**THE REQUEST:** Copy out the records in full, word for word, without pictures.
======== MATERIAL SUPPLIED ========
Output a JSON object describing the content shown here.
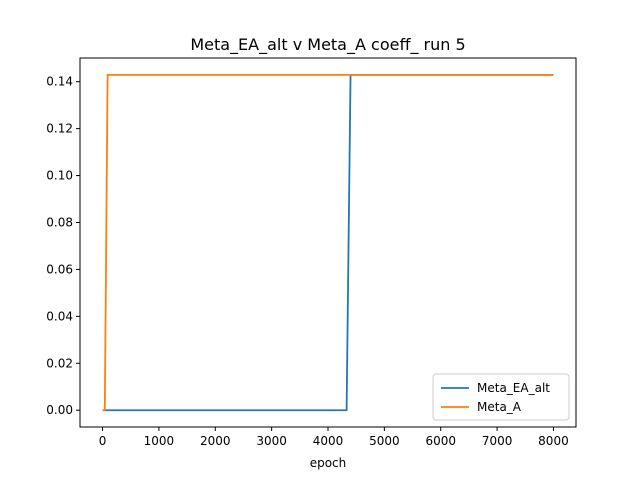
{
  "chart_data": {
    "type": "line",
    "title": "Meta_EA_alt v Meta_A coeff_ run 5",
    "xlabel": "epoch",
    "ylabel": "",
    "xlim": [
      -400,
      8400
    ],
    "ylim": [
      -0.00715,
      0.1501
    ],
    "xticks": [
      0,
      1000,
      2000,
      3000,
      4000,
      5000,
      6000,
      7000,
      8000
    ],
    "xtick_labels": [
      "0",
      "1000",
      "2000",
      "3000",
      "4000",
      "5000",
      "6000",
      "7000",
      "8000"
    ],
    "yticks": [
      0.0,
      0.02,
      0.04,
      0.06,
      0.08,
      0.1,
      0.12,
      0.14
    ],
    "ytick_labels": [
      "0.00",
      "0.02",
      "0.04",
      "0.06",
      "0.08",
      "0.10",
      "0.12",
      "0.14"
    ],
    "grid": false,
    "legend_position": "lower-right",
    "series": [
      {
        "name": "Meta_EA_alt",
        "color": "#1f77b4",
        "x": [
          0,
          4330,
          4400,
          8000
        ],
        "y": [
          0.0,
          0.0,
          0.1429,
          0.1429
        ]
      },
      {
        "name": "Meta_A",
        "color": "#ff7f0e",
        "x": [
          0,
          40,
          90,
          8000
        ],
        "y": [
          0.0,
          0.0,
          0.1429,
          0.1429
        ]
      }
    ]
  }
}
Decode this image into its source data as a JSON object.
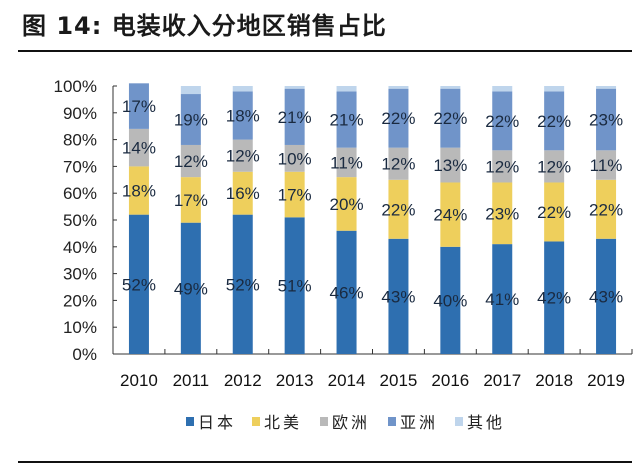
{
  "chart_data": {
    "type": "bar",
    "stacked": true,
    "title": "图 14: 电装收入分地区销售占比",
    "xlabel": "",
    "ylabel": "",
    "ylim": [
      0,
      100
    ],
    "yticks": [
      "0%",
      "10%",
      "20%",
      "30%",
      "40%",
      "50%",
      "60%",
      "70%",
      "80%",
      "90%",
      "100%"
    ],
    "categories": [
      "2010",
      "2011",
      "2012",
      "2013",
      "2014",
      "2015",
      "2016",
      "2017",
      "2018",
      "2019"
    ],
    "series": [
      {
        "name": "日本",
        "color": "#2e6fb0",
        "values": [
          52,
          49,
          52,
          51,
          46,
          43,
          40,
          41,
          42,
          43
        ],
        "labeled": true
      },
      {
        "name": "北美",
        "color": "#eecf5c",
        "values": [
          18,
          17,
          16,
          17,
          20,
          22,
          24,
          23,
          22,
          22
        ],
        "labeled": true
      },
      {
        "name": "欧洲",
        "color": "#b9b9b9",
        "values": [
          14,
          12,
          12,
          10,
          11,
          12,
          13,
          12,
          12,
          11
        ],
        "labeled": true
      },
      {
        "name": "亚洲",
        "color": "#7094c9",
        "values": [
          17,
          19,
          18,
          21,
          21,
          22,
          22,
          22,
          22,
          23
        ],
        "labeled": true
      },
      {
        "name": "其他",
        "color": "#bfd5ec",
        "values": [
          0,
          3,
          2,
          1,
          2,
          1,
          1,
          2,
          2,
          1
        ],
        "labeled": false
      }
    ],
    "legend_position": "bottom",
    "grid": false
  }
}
========
**SOLUTION TO THIS TASK:**
Output a JSON object describing the content shown here.
{
  "chart_data": {
    "type": "line",
    "title": "Meta_EA_alt v Meta_A coeff_ run 5",
    "xlabel": "epoch",
    "ylabel": "",
    "xlim": [
      -400,
      8400
    ],
    "ylim": [
      -0.00715,
      0.1501
    ],
    "xticks": [
      0,
      1000,
      2000,
      3000,
      4000,
      5000,
      6000,
      7000,
      8000
    ],
    "xtick_labels": [
      "0",
      "1000",
      "2000",
      "3000",
      "4000",
      "5000",
      "6000",
      "7000",
      "8000"
    ],
    "yticks": [
      0.0,
      0.02,
      0.04,
      0.06,
      0.08,
      0.1,
      0.12,
      0.14
    ],
    "ytick_labels": [
      "0.00",
      "0.02",
      "0.04",
      "0.06",
      "0.08",
      "0.10",
      "0.12",
      "0.14"
    ],
    "grid": false,
    "legend_position": "lower-right",
    "series": [
      {
        "name": "Meta_EA_alt",
        "color": "#1f77b4",
        "x": [
          0,
          4330,
          4400,
          8000
        ],
        "y": [
          0.0,
          0.0,
          0.1429,
          0.1429
        ]
      },
      {
        "name": "Meta_A",
        "color": "#ff7f0e",
        "x": [
          0,
          40,
          90,
          8000
        ],
        "y": [
          0.0,
          0.0,
          0.1429,
          0.1429
        ]
      }
    ]
  }
}
Decode this image into its source data as a JSON object.
{
  "chart_data": {
    "type": "bar",
    "stacked": true,
    "title": "图 14: 电装收入分地区销售占比",
    "xlabel": "",
    "ylabel": "",
    "ylim": [
      0,
      100
    ],
    "yticks": [
      "0%",
      "10%",
      "20%",
      "30%",
      "40%",
      "50%",
      "60%",
      "70%",
      "80%",
      "90%",
      "100%"
    ],
    "categories": [
      "2010",
      "2011",
      "2012",
      "2013",
      "2014",
      "2015",
      "2016",
      "2017",
      "2018",
      "2019"
    ],
    "series": [
      {
        "name": "日本",
        "color": "#2e6fb0",
        "values": [
          52,
          49,
          52,
          51,
          46,
          43,
          40,
          41,
          42,
          43
        ],
        "labeled": true
      },
      {
        "name": "北美",
        "color": "#eecf5c",
        "values": [
          18,
          17,
          16,
          17,
          20,
          22,
          24,
          23,
          22,
          22
        ],
        "labeled": true
      },
      {
        "name": "欧洲",
        "color": "#b9b9b9",
        "values": [
          14,
          12,
          12,
          10,
          11,
          12,
          13,
          12,
          12,
          11
        ],
        "labeled": true
      },
      {
        "name": "亚洲",
        "color": "#7094c9",
        "values": [
          17,
          19,
          18,
          21,
          21,
          22,
          22,
          22,
          22,
          23
        ],
        "labeled": true
      },
      {
        "name": "其他",
        "color": "#bfd5ec",
        "values": [
          0,
          3,
          2,
          1,
          2,
          1,
          1,
          2,
          2,
          1
        ],
        "labeled": false
      }
    ],
    "legend_position": "bottom",
    "grid": false
  }
}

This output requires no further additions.